Say how many lines include the word "humour", using only a number.
○ ○ ○ ○ ○ ○ ○
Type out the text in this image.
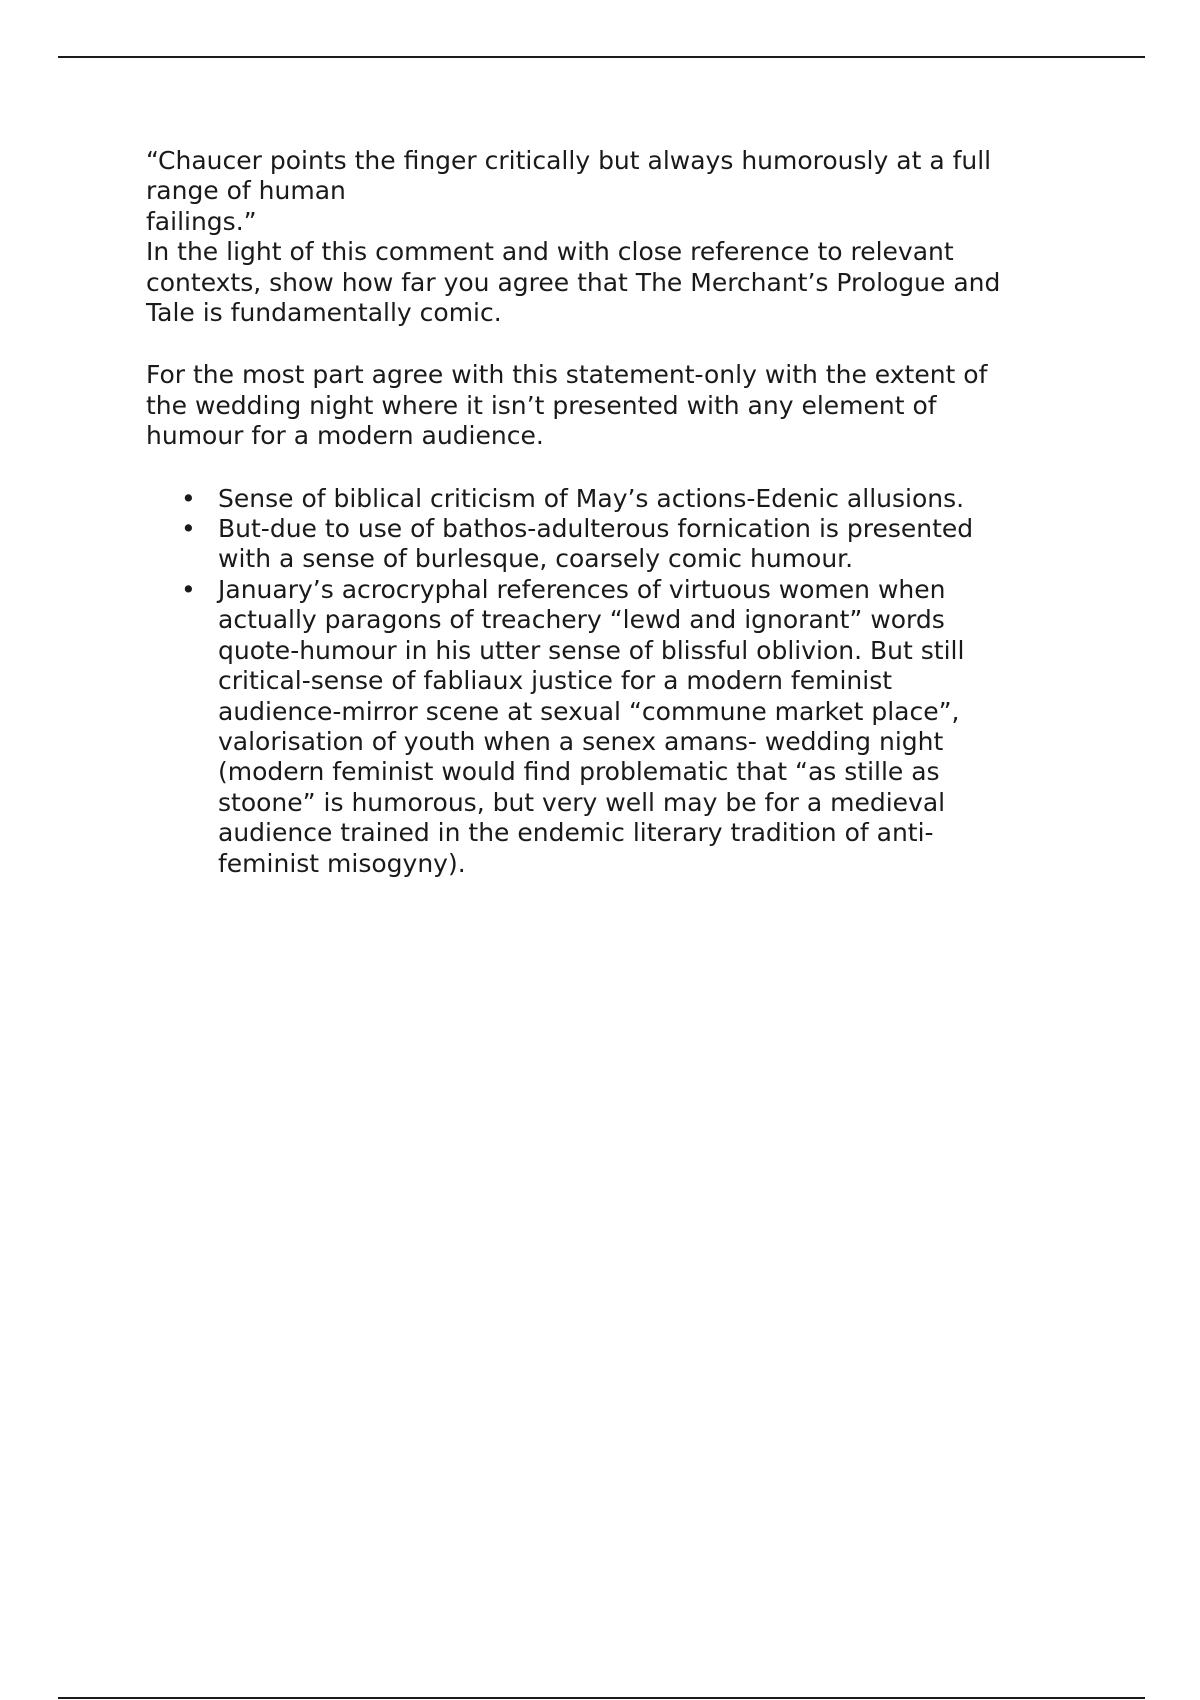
“Chaucer points the finger critically but always humorously at a full
range of human
failings.”

In the light of this comment and with close reference to relevant
contexts, show how far you agree that The Merchant’s Prologue and
Tale is fundamentally comic.

For the most part agree with this statement-only with the extent of
the wedding night where it isn’t presented with any element of
humour for a modern audience.

• Sense of biblical criticism of May’s actions-Edenic allusions.
• But-due to use of bathos-adulterous fornication is presented
with a sense of burlesque, coarsely comic humour.
• January’s acrocryphal references of virtuous women when
actually paragons of treachery “lewd and ignorant” words
quote-humour in his utter sense of blissful oblivion. But still
critical-sense of fabliaux justice for a modern feminist
audience-mirror scene at sexual “commune market place”,
valorisation of youth when a senex amans- wedding night
(modern feminist would find problematic that “as stille as
stoone” is humorous, but very well may be for a medieval
audience trained in the endemic literary tradition of anti-
feminist misogyny).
○ ○ ○ ○ ○ ○ ○
> _RESPONSE_
3